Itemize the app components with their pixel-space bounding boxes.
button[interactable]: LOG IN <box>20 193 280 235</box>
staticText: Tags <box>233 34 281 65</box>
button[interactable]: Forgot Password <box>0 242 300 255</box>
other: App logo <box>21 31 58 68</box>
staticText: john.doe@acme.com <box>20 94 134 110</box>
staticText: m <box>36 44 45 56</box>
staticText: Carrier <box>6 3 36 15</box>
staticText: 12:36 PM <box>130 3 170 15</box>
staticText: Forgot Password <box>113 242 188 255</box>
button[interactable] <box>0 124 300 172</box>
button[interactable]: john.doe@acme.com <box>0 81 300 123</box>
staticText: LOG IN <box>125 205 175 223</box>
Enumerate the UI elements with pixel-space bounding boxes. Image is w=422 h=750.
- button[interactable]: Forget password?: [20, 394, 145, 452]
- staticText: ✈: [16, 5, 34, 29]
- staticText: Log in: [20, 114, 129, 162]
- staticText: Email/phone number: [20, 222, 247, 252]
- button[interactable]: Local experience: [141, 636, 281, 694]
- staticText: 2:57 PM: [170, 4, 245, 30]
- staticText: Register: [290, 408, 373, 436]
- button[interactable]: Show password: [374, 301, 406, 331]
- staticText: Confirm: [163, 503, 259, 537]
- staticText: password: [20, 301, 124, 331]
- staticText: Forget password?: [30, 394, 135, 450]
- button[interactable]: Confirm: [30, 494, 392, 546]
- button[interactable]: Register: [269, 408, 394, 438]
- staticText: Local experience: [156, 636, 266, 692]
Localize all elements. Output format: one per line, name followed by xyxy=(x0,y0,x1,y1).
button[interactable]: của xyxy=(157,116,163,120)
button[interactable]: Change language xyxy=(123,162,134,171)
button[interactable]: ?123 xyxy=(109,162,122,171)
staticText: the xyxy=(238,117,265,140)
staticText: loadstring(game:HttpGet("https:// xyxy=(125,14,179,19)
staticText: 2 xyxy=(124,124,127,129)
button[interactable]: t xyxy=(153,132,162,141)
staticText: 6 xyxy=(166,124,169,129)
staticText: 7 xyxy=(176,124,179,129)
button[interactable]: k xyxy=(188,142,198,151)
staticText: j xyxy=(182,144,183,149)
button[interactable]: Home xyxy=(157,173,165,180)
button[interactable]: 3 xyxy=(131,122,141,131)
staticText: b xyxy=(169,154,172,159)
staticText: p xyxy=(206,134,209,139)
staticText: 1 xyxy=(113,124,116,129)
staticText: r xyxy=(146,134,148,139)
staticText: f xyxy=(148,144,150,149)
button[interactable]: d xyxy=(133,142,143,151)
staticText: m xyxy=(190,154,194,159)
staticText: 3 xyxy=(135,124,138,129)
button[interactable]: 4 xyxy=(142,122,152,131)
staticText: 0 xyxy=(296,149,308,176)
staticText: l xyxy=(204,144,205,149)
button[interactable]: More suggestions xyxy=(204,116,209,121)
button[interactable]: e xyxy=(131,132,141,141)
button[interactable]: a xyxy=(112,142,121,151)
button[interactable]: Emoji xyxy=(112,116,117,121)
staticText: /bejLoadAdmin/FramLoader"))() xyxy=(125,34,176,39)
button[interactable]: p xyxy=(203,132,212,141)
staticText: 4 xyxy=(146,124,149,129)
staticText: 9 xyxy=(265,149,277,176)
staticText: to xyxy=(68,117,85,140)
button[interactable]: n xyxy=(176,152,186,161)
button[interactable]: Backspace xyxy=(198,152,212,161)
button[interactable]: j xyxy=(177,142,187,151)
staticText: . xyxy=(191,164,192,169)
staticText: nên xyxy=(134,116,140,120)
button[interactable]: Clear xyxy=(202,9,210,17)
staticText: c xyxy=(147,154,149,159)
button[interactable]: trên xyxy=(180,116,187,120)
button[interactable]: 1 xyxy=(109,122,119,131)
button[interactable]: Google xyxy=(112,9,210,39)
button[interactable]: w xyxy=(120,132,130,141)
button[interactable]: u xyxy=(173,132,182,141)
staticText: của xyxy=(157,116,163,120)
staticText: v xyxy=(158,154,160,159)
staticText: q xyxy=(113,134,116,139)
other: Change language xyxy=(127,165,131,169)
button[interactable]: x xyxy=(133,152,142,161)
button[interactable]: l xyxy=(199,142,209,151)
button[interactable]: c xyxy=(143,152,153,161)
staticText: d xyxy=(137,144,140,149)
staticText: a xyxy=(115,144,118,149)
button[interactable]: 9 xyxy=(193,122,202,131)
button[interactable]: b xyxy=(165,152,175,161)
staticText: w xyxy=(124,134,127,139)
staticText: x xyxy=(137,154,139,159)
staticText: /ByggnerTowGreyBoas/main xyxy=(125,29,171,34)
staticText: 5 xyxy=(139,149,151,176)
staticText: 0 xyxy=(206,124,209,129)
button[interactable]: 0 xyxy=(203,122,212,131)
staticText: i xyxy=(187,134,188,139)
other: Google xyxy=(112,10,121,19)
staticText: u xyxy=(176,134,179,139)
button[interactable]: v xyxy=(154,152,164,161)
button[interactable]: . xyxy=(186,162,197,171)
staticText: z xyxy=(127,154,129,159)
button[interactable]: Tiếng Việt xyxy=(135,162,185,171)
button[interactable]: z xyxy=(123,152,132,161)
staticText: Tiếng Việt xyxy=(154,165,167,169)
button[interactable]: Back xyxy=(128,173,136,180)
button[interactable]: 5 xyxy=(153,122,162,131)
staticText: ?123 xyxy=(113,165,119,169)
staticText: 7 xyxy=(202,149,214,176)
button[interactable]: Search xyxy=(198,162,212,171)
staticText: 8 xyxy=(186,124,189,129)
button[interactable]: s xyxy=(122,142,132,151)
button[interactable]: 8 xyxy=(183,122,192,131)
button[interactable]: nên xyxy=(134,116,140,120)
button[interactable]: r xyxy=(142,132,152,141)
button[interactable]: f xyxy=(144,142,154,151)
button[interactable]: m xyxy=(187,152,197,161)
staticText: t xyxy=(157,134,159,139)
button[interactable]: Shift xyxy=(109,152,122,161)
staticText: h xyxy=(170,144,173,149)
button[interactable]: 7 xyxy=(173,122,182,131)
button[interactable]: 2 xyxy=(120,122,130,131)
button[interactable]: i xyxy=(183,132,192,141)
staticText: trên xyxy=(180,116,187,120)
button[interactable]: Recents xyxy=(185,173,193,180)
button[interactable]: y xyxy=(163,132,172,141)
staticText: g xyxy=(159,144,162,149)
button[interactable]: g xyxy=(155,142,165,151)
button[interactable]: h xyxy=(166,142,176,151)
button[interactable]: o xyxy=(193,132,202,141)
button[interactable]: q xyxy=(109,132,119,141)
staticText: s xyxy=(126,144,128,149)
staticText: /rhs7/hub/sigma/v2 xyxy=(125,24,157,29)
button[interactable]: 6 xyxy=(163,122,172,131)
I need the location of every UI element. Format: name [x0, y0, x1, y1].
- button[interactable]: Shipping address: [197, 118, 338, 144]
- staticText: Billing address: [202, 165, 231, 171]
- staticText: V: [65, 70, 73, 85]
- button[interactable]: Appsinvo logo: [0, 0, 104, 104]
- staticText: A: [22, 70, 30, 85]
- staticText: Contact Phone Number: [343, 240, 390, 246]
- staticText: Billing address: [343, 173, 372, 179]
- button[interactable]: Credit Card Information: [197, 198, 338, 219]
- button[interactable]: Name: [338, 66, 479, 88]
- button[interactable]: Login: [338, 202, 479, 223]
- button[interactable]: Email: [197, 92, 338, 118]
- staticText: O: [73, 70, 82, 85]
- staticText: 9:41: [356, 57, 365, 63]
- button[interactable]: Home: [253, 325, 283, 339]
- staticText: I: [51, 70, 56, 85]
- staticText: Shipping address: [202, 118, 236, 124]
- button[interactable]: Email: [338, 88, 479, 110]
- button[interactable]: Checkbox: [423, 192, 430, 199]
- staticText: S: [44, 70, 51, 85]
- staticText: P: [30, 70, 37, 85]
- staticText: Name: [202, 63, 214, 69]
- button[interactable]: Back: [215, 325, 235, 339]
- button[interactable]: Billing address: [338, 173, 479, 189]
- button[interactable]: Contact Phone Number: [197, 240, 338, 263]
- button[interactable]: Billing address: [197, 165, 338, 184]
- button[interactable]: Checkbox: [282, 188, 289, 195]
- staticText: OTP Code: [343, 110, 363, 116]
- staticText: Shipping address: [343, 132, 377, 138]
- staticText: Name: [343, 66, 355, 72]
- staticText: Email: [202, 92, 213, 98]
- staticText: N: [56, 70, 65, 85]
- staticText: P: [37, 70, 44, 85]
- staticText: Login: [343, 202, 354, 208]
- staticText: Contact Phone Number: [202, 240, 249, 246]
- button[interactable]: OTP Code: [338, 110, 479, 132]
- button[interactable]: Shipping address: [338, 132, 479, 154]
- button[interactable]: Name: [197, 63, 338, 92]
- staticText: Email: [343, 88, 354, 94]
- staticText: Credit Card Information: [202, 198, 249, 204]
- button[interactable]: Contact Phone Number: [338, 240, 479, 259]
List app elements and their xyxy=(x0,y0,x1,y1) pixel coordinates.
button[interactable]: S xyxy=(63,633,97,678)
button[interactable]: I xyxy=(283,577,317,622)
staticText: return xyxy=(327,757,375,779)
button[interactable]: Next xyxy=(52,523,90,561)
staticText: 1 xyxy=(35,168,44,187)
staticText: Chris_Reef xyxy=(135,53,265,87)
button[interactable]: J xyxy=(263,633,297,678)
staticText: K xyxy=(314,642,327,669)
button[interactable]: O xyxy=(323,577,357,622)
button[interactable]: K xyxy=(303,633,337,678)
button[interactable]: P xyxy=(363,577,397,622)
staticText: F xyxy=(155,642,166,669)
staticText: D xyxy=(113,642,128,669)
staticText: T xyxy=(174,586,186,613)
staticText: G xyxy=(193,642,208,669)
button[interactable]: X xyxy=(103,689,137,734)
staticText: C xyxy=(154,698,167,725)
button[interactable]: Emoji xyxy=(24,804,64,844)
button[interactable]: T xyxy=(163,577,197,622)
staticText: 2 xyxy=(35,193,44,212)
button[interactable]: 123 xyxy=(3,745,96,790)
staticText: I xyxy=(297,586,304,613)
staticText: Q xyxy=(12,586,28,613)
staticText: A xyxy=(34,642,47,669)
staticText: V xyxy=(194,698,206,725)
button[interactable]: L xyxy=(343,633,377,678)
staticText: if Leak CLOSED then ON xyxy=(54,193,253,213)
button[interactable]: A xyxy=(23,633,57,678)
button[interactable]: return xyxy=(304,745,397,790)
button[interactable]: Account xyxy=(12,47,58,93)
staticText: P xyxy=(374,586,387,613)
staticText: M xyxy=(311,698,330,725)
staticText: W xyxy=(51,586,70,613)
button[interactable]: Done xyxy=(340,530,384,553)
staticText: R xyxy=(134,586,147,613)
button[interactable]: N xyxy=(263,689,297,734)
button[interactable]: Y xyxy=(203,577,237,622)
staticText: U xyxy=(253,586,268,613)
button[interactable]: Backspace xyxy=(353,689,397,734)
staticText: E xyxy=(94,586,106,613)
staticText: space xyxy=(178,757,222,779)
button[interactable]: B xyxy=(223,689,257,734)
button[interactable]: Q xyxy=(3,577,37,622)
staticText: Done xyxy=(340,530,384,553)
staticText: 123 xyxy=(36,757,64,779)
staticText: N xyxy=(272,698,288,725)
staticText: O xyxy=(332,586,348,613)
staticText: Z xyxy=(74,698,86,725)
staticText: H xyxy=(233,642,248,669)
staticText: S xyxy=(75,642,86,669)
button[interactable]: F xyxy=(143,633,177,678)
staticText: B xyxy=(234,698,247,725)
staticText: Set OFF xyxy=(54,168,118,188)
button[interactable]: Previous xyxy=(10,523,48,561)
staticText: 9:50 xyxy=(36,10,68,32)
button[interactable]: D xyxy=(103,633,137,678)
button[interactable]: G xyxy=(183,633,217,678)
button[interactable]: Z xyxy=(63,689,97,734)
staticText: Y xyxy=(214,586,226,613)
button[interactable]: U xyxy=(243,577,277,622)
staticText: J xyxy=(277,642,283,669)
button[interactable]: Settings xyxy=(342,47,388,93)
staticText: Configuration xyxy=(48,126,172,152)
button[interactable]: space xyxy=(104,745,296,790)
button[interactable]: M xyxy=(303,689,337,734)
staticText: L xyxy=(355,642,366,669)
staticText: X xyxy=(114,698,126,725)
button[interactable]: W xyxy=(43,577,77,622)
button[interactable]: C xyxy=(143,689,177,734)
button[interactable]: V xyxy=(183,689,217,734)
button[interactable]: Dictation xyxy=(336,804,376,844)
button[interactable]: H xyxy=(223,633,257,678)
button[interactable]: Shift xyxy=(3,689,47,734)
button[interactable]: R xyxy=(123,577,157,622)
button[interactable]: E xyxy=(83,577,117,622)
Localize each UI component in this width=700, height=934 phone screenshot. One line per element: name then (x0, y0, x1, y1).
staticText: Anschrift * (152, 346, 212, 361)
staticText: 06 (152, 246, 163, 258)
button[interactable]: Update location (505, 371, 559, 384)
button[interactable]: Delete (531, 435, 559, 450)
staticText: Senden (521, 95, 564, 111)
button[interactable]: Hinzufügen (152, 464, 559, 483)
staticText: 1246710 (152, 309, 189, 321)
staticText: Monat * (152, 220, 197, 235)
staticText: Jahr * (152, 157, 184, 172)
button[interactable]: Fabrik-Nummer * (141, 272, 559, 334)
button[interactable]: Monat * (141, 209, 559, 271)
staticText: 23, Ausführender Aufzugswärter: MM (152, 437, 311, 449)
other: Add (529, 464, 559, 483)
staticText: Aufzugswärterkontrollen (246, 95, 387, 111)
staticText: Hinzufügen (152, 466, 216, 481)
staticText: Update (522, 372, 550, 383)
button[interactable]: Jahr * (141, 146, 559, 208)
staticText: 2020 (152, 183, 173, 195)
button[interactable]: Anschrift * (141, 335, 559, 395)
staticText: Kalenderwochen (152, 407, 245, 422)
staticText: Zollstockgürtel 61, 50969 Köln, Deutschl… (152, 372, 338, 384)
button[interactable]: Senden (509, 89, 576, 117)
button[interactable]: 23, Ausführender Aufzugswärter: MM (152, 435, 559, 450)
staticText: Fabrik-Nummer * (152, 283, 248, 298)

Instructions to follow: Locate every line in the listing above that contains the string "bounding", and copy each of those lines. Case counts.

Task output:
Itemize the app components with their pixel-space bounding boxes.
Enumerate the UI elements with pixel-space bounding boxes. Image is w=422 h=750.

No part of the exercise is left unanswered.